● **Brief**
Filter out everything except lines holding "risc".
◇ ◇ ◇ ◇ ◇
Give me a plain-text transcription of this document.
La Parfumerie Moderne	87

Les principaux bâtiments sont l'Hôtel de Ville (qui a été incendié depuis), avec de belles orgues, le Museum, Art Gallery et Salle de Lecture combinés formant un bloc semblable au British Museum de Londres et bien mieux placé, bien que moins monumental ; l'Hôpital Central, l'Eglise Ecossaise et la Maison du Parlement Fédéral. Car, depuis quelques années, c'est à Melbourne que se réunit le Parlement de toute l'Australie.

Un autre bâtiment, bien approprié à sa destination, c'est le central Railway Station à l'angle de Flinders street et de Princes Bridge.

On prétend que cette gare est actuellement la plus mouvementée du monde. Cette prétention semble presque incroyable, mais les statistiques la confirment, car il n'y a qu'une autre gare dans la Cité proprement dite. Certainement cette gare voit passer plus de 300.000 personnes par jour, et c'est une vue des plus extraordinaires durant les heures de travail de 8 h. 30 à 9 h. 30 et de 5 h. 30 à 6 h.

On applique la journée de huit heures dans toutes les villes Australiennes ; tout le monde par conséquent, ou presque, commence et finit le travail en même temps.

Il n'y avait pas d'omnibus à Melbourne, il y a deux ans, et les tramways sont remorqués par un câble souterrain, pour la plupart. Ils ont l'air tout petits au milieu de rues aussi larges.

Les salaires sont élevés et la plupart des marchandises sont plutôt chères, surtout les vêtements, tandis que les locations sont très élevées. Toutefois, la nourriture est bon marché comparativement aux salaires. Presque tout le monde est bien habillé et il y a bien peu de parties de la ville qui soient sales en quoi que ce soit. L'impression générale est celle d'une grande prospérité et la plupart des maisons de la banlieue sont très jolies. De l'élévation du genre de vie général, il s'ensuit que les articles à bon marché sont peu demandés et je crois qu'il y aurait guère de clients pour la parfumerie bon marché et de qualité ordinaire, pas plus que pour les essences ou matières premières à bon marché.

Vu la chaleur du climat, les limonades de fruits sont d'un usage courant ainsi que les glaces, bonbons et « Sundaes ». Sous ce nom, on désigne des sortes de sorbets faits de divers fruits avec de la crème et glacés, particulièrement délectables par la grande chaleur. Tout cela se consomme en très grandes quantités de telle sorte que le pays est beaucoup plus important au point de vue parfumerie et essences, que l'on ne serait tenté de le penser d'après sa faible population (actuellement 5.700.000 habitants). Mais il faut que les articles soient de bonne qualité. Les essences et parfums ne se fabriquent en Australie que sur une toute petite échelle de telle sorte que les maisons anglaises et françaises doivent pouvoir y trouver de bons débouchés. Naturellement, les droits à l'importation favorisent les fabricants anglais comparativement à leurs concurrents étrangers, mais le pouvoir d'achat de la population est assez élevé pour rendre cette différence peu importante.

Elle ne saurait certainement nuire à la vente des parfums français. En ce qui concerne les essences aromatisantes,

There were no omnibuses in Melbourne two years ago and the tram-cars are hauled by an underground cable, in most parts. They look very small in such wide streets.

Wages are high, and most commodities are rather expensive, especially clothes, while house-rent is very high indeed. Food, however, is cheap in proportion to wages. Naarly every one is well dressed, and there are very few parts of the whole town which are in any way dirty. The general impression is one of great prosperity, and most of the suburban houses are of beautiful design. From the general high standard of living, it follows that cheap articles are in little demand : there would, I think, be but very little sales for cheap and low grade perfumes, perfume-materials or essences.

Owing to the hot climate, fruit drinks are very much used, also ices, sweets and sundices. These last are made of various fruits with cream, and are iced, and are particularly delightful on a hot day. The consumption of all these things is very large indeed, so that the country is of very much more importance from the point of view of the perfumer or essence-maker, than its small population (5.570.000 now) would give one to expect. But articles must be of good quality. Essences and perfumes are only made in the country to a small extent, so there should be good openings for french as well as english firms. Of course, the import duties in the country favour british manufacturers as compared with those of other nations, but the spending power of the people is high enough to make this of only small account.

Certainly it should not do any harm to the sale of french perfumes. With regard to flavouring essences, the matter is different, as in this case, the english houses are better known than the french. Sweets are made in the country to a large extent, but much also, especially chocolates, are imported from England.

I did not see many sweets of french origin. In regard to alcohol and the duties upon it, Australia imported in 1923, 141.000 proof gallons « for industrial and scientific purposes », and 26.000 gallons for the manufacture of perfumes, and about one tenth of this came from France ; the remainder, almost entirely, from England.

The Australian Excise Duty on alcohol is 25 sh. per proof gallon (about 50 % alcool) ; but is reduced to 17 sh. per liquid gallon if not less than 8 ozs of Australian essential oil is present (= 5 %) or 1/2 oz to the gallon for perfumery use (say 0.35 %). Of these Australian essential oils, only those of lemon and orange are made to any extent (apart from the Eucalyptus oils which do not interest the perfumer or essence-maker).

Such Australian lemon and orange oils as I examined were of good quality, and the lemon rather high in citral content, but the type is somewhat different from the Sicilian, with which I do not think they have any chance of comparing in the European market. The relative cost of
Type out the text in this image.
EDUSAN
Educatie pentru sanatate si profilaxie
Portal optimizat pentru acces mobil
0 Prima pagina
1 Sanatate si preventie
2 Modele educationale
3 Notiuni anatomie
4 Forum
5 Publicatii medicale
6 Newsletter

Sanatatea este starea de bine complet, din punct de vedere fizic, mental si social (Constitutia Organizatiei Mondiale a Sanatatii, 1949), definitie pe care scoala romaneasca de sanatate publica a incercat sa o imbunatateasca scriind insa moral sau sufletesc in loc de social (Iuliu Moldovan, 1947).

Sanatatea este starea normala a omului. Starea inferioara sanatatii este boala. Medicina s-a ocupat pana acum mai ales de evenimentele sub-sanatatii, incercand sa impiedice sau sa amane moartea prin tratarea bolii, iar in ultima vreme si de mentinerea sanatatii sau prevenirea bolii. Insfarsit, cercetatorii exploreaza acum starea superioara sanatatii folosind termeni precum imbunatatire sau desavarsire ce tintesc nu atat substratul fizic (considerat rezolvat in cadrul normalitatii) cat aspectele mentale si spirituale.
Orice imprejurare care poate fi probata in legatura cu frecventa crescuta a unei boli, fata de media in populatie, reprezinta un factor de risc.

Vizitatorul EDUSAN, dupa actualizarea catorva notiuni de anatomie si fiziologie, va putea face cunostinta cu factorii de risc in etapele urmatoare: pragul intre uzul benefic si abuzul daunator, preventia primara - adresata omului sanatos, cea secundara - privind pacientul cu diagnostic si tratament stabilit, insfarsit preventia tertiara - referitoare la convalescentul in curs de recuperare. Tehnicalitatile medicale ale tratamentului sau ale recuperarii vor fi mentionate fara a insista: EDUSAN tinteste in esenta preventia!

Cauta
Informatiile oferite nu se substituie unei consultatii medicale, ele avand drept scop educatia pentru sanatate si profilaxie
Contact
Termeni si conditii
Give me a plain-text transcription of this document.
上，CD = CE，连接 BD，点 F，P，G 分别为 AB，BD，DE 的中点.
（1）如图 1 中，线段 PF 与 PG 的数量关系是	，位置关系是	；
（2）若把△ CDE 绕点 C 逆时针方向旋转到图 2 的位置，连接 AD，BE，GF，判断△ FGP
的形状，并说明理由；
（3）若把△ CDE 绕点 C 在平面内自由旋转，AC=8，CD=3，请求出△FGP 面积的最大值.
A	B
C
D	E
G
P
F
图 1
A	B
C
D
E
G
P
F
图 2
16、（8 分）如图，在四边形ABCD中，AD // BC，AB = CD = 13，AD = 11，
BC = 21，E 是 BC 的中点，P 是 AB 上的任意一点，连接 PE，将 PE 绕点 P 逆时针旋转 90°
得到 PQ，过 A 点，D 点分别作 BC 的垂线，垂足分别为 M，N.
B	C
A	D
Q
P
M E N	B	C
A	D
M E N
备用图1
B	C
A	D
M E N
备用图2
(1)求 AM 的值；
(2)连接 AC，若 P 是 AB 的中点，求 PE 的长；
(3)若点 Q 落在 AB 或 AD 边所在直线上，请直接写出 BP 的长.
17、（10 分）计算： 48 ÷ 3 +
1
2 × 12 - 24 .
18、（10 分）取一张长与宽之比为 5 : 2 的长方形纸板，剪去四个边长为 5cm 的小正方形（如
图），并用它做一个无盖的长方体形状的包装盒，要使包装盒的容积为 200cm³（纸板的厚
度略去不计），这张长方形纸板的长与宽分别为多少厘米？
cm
◇ ◇ ◇ ◇ ◇
● **Answer to this problem**
Orice imprejurare care poate fi probata in legatura cu frecventa crescuta a unei boli, fata de media in populatie, reprezinta un factor de risc.
Vizitatorul EDUSAN, dupa actualizarea catorva notiuni de anatomie si fiziologie, va putea face cunostinta cu factorii de risc in etapele urmatoare: pragul intre uzul benefic si abuzul daunator, preventia primara - adresata omului sanatos, cea secundara - privind pacientul cu diagnostic si tratament stabilit, insfarsit preventia tertiara - referitoare la convalescentul in curs de recuperare. Tehnicalitatile medicale ale tratamentului sau ale recuperarii vor fi mentionate fara a insista: EDUSAN tinteste in esenta preventia!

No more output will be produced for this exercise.